→ **PROBLEM DESCRIPTION**:
Gather up every line that includes the string "JSON".

→ **WORKING DATA**:
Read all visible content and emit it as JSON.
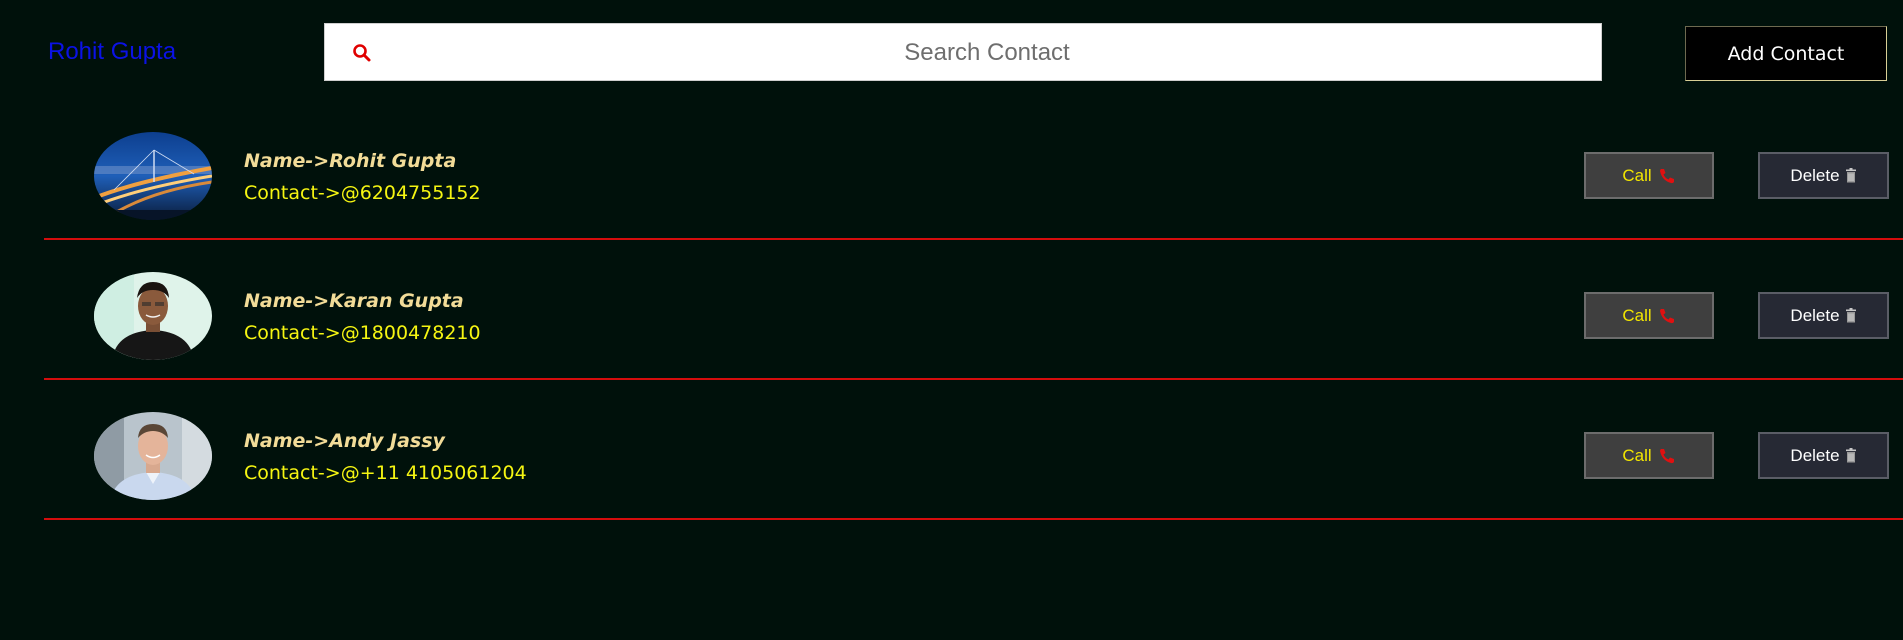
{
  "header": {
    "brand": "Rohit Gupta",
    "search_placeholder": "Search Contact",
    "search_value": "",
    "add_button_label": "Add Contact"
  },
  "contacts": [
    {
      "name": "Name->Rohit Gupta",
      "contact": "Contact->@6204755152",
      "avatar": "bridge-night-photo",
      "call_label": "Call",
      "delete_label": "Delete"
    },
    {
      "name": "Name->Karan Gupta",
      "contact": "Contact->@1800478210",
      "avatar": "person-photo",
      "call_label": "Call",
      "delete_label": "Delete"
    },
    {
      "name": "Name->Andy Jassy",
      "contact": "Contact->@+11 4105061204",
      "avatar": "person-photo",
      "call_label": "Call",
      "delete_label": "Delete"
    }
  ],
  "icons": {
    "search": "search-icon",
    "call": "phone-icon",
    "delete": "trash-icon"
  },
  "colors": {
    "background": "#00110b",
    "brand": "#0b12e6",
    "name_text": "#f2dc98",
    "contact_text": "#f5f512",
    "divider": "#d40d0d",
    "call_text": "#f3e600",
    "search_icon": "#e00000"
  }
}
* * *
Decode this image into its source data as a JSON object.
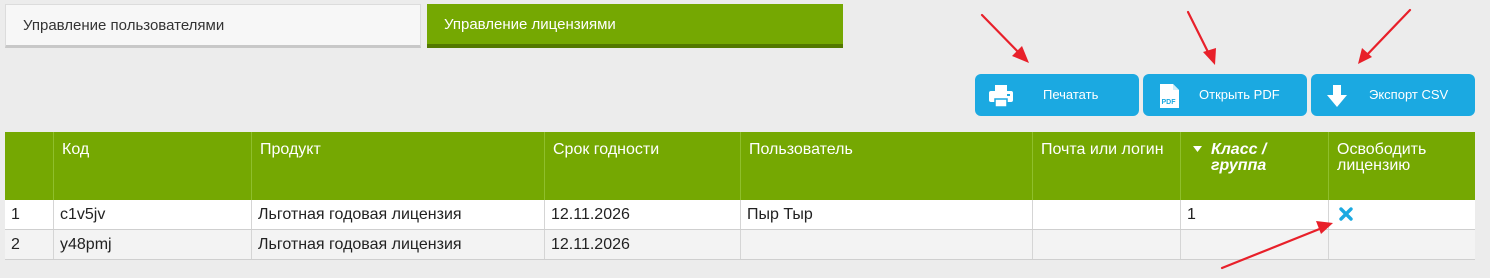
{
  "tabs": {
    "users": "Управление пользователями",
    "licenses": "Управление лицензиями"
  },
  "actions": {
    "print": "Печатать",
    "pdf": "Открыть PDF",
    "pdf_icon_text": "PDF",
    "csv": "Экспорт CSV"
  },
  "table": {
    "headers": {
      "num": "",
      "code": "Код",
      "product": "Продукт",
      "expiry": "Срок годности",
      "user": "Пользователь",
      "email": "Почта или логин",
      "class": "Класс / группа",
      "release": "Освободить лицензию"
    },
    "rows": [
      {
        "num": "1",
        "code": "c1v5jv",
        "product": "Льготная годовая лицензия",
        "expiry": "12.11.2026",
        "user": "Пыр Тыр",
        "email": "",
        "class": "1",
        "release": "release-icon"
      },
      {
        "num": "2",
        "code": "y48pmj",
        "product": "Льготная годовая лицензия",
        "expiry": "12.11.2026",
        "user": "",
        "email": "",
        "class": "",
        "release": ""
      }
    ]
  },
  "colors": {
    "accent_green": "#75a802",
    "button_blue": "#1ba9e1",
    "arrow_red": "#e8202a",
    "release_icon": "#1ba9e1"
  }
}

→ **EXERCISE SOLUTION**:
Read all visible content and emit it as JSON.
Decode this image into its source data as a JSON object.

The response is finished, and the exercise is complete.